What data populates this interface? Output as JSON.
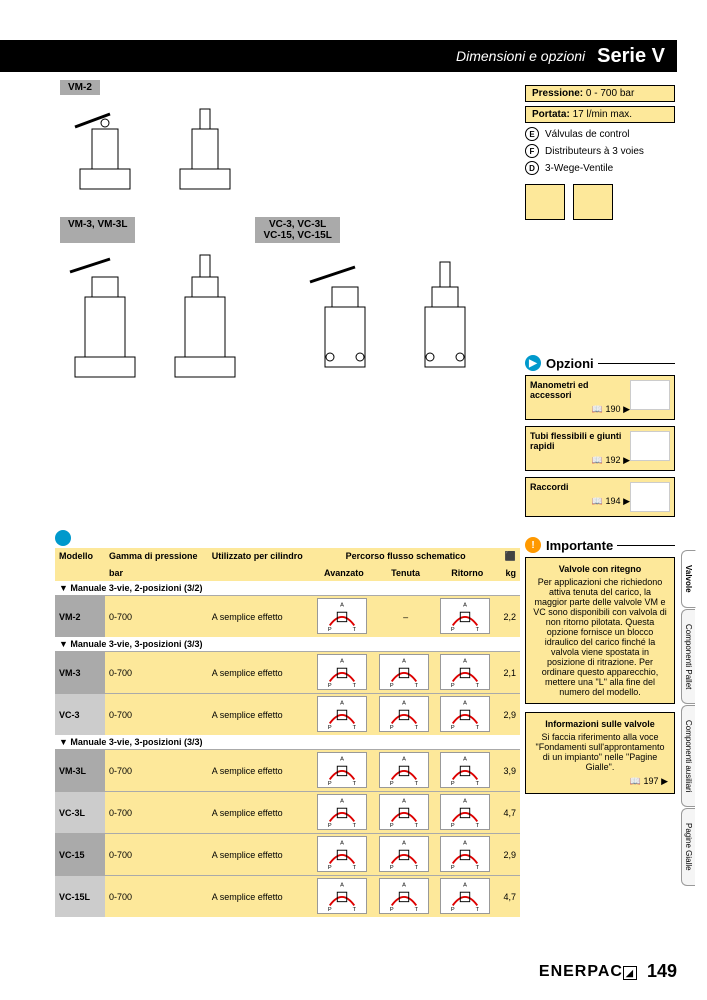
{
  "header": {
    "subtitle": "Dimensioni e opzioni",
    "title": "Serie V"
  },
  "model_labels": {
    "vm2": "VM-2",
    "vm3": "VM-3, VM-3L",
    "vc3": "VC-3, VC-3L\nVC-15, VC-15L"
  },
  "specs": {
    "pressure_label": "Pressione:",
    "pressure_value": "0 - 700 bar",
    "flow_label": "Portata:",
    "flow_value": "17 l/min max."
  },
  "languages": [
    {
      "letter": "E",
      "text": "Válvulas de control"
    },
    {
      "letter": "F",
      "text": "Distributeurs à 3 voies"
    },
    {
      "letter": "D",
      "text": "3-Wege-Ventile"
    }
  ],
  "opzioni_title": "Opzioni",
  "options": [
    {
      "title": "Manometri ed accessori",
      "page": "190"
    },
    {
      "title": "Tubi flessibili e giunti rapidi",
      "page": "192"
    },
    {
      "title": "Raccordi",
      "page": "194"
    }
  ],
  "importante_title": "Importante",
  "importante_heading": "Valvole con ritegno",
  "importante_body": "Per applicazioni che richiedono attiva tenuta del carico, la maggior parte delle valvole VM e VC sono disponibili con valvola di non ritorno pilotata. Questa opzione fornisce un blocco idraulico del carico finché la valvola viene spostata in posizione di ritrazione. Per ordinare questo apparecchio, mettere una \"L\" alla fine del numero del modello.",
  "info2_heading": "Informazioni sulle valvole",
  "info2_body": "Si faccia riferimento alla voce \"Fondamenti sull'approntamento di un impianto\" nelle \"Pagine Gialle\".",
  "info2_page": "197",
  "table": {
    "headers": {
      "modello": "Modello",
      "gamma": "Gamma di pressione",
      "gamma_unit": "bar",
      "utilizzato": "Utilizzato per cilindro",
      "percorso": "Percorso flusso schematico",
      "avanzato": "Avanzato",
      "tenuta": "Tenuta",
      "ritorno": "Ritorno",
      "kg": "kg"
    },
    "sections": [
      {
        "title": "Manuale 3-vie, 2-posizioni (3/2)",
        "rows": [
          {
            "model": "VM-2",
            "range": "0-700",
            "use": "A semplice effetto",
            "hold": "–",
            "kg": "2,2"
          }
        ]
      },
      {
        "title": "Manuale 3-vie, 3-posizioni (3/3)",
        "rows": [
          {
            "model": "VM-3",
            "range": "0-700",
            "use": "A semplice effetto",
            "kg": "2,1"
          },
          {
            "model": "VC-3",
            "range": "0-700",
            "use": "A semplice effetto",
            "kg": "2,9"
          }
        ]
      },
      {
        "title": "Manuale 3-vie, 3-posizioni (3/3)",
        "rows": [
          {
            "model": "VM-3L",
            "range": "0-700",
            "use": "A semplice effetto",
            "kg": "3,9"
          },
          {
            "model": "VC-3L",
            "range": "0-700",
            "use": "A semplice effetto",
            "kg": "4,7"
          },
          {
            "model": "VC-15",
            "range": "0-700",
            "use": "A semplice effetto",
            "kg": "2,9"
          },
          {
            "model": "VC-15L",
            "range": "0-700",
            "use": "A semplice effetto",
            "kg": "4,7"
          }
        ]
      }
    ]
  },
  "tabs": [
    "Valvole",
    "Componenti Pallet",
    "Componenti ausiliari",
    "Pagine Gialle"
  ],
  "brand": "ENERPAC",
  "page_number": "149",
  "colors": {
    "accent": "#fde89a",
    "blue": "#0099cc",
    "orange": "#ff9900"
  }
}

> **INSTRUCTIONS FOR THE TASK**: In the records above, how many lines hold the string "Pagine"? Reply with only the number.

> **OUTPUT FOR THIS EXERCISE**: 2